Data records:

····················

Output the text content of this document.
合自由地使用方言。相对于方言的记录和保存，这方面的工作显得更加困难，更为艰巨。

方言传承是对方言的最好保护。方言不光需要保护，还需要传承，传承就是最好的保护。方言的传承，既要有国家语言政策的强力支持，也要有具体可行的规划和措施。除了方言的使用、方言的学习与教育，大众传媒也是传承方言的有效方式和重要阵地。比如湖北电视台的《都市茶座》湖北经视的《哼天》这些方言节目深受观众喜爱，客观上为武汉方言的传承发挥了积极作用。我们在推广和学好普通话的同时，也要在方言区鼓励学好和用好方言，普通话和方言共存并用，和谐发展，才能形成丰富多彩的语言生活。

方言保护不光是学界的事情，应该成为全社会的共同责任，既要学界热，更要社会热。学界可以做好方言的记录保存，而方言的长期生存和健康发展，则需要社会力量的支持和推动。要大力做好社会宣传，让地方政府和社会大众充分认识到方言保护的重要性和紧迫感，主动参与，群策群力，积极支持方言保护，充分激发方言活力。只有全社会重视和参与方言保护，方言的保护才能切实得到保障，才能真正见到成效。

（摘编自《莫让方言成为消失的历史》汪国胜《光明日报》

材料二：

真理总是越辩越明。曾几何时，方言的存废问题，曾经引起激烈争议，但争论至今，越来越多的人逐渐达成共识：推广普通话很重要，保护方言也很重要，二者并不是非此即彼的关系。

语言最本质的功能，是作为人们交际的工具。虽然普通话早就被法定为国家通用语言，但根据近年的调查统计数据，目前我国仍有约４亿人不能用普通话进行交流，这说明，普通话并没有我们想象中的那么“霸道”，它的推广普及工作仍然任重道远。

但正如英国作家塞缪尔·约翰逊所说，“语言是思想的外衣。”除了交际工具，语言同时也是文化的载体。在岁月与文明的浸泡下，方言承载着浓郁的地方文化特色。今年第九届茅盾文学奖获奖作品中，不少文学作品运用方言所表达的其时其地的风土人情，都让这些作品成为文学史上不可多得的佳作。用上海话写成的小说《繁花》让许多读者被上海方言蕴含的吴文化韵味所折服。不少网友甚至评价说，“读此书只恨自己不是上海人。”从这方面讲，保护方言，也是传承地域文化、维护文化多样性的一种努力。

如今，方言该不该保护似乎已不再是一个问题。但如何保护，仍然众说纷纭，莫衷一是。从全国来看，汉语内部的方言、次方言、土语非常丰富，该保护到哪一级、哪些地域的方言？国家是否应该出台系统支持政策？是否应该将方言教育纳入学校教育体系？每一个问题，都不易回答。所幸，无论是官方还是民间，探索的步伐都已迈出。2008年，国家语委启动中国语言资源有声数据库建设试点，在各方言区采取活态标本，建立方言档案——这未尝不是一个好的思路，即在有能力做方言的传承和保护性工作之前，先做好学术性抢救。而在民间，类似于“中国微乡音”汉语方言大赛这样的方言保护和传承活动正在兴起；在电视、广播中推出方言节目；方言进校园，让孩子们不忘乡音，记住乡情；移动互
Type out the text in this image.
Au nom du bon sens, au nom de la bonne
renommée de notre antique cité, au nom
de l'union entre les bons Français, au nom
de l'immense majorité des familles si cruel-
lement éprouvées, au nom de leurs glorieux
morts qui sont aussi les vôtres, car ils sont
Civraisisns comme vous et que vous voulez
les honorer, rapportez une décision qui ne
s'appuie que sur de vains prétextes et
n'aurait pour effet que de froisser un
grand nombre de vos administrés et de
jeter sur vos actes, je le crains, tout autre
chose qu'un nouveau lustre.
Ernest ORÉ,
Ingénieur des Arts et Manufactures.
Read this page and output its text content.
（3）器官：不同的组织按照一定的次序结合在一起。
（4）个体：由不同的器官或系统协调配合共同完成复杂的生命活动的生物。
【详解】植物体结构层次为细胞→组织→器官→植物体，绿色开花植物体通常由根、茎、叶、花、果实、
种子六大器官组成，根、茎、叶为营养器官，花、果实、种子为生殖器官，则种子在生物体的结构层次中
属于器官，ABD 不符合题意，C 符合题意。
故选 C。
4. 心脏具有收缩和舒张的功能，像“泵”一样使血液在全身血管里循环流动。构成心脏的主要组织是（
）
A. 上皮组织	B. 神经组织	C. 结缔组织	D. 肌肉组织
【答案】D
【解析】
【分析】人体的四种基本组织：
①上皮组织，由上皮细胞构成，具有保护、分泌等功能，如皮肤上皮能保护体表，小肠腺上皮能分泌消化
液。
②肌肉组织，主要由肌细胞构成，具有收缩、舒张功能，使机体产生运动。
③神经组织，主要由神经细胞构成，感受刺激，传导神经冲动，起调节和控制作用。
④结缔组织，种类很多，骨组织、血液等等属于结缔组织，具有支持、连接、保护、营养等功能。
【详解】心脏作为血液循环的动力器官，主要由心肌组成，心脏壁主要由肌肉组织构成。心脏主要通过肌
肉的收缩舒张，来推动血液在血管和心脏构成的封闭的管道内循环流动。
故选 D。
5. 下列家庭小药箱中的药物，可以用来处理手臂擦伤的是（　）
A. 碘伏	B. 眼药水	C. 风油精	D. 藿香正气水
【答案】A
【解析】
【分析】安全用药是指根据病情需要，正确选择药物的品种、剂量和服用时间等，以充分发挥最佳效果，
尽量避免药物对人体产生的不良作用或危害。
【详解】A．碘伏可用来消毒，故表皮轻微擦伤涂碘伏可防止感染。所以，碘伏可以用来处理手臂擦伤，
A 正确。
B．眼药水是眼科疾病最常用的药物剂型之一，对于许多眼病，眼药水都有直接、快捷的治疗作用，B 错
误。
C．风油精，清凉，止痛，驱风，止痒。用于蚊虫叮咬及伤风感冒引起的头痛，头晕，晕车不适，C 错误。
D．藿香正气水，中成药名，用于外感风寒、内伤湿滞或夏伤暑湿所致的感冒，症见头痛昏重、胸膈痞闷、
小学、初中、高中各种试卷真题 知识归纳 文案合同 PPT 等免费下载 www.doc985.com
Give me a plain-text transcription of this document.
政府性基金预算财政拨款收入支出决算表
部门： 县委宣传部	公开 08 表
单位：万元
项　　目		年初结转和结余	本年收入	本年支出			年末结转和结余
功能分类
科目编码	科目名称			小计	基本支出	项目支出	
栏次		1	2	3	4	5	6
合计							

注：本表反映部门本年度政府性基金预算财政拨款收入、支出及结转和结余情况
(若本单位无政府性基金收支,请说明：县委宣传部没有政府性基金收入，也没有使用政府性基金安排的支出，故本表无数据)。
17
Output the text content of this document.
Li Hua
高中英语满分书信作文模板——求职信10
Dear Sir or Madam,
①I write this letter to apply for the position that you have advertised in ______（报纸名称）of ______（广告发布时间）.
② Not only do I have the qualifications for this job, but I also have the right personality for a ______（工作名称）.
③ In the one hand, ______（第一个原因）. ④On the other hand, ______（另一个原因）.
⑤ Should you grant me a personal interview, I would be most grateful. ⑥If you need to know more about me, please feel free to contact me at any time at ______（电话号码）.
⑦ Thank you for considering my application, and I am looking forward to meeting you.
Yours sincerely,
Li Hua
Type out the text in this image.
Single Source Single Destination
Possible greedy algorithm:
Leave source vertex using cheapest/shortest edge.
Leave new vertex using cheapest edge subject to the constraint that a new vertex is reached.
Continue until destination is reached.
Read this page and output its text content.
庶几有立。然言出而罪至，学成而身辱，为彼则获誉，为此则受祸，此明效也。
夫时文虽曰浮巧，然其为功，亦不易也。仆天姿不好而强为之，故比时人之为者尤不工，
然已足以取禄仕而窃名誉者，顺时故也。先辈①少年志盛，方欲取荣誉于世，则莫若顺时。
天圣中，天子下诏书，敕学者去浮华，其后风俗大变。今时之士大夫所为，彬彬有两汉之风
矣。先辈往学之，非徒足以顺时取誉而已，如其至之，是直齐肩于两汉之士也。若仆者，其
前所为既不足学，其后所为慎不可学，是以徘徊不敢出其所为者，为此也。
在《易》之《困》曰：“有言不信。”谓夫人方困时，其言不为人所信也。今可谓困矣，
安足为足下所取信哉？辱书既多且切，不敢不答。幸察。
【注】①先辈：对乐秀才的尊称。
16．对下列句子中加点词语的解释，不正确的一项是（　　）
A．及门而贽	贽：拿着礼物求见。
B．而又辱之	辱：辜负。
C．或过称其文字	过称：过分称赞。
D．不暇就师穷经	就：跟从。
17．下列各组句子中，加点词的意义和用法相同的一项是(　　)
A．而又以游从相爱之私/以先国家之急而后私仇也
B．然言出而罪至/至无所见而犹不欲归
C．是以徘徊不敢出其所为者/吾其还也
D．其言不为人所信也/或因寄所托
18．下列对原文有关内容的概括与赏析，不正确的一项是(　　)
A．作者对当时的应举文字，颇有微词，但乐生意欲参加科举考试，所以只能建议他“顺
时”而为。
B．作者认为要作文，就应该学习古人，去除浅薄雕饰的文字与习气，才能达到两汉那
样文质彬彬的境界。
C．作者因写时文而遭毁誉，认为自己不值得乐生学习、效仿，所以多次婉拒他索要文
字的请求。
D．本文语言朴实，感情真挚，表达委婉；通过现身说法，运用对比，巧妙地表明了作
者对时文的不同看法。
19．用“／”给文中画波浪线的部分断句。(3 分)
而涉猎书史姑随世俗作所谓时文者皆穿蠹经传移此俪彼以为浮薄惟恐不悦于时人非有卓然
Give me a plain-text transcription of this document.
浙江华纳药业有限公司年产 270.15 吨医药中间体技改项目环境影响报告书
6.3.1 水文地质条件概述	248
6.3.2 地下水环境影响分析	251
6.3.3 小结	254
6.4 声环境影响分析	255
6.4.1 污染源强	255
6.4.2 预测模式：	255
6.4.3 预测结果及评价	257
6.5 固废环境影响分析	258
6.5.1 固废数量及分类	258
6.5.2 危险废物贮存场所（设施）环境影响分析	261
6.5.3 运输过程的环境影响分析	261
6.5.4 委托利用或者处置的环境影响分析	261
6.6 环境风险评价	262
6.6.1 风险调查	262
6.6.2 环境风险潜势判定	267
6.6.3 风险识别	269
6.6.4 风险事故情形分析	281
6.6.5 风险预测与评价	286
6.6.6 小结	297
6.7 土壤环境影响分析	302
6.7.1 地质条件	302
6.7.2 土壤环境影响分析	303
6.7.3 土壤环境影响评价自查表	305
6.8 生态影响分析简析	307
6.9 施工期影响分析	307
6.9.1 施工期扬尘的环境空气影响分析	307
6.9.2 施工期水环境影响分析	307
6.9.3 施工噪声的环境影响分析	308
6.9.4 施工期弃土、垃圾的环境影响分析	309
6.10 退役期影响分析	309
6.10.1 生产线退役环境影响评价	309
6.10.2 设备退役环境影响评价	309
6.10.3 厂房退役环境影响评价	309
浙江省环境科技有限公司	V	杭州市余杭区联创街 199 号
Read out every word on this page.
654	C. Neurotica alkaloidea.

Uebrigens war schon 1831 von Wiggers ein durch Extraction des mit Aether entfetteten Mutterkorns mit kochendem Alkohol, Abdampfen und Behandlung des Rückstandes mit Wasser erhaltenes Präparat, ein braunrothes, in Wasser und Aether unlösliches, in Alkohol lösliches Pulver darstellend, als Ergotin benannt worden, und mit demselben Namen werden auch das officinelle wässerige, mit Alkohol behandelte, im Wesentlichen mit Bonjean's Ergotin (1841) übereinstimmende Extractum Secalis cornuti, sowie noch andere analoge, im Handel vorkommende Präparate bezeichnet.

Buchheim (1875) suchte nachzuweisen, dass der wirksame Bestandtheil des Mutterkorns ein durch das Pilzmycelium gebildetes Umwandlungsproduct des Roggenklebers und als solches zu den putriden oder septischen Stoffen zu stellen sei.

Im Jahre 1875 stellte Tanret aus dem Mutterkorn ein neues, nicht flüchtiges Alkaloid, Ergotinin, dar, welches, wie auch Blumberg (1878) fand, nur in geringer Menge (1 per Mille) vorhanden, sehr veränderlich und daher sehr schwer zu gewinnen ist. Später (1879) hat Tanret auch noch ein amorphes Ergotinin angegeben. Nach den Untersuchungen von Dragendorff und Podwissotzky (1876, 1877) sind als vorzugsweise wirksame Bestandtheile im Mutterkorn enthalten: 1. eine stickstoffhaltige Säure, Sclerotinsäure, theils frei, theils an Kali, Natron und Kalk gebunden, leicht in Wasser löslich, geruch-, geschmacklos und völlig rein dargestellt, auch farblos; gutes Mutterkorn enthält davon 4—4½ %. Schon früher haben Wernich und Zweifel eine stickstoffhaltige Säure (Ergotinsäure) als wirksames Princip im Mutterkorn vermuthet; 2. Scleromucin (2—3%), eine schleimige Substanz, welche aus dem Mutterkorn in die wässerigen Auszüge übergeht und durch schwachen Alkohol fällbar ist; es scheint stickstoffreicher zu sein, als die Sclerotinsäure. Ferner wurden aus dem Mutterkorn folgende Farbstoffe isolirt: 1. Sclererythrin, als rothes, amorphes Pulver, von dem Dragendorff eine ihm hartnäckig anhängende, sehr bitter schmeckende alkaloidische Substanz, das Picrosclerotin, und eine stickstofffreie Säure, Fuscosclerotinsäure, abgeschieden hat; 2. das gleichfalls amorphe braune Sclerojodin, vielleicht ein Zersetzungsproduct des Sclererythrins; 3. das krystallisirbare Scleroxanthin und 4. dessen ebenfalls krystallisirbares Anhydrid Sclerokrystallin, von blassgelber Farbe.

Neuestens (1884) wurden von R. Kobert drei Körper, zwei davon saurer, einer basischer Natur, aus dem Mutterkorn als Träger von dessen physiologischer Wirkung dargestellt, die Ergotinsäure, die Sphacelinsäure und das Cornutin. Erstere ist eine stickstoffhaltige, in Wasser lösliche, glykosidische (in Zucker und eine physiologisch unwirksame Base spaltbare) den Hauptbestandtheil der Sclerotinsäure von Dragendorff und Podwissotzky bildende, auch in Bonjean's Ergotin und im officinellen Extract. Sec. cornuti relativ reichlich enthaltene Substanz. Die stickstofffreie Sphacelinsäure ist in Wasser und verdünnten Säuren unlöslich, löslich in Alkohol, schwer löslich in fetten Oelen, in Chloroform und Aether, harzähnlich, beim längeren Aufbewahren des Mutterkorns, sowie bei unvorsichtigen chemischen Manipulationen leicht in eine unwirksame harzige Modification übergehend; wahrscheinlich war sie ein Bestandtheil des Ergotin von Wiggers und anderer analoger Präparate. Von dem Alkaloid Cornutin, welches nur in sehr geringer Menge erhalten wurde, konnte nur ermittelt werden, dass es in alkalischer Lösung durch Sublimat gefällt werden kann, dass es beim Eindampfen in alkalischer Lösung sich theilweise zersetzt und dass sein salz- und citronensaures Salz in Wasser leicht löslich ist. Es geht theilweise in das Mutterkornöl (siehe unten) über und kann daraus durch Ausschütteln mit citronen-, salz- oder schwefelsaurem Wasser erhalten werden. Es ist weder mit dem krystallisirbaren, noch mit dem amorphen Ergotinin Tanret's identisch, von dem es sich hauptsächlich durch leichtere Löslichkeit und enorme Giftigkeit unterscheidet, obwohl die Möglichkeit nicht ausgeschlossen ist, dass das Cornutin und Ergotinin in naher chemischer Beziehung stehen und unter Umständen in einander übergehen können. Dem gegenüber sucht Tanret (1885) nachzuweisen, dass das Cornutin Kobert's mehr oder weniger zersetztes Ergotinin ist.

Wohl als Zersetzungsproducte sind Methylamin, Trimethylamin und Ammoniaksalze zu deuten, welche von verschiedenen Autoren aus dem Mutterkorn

····················

EXERCISE DESCRIPTION>
In the entries above, locate every line with the word "have" and copy it.

SOLUTION TO THE PROBLEM>
①I write this letter to apply for the position that you have advertised in ______（报纸名称）of ______（广告发布时间）.
② Not only do I have the qualifications for this job, but I also have the right personality for a ______（工作名称）.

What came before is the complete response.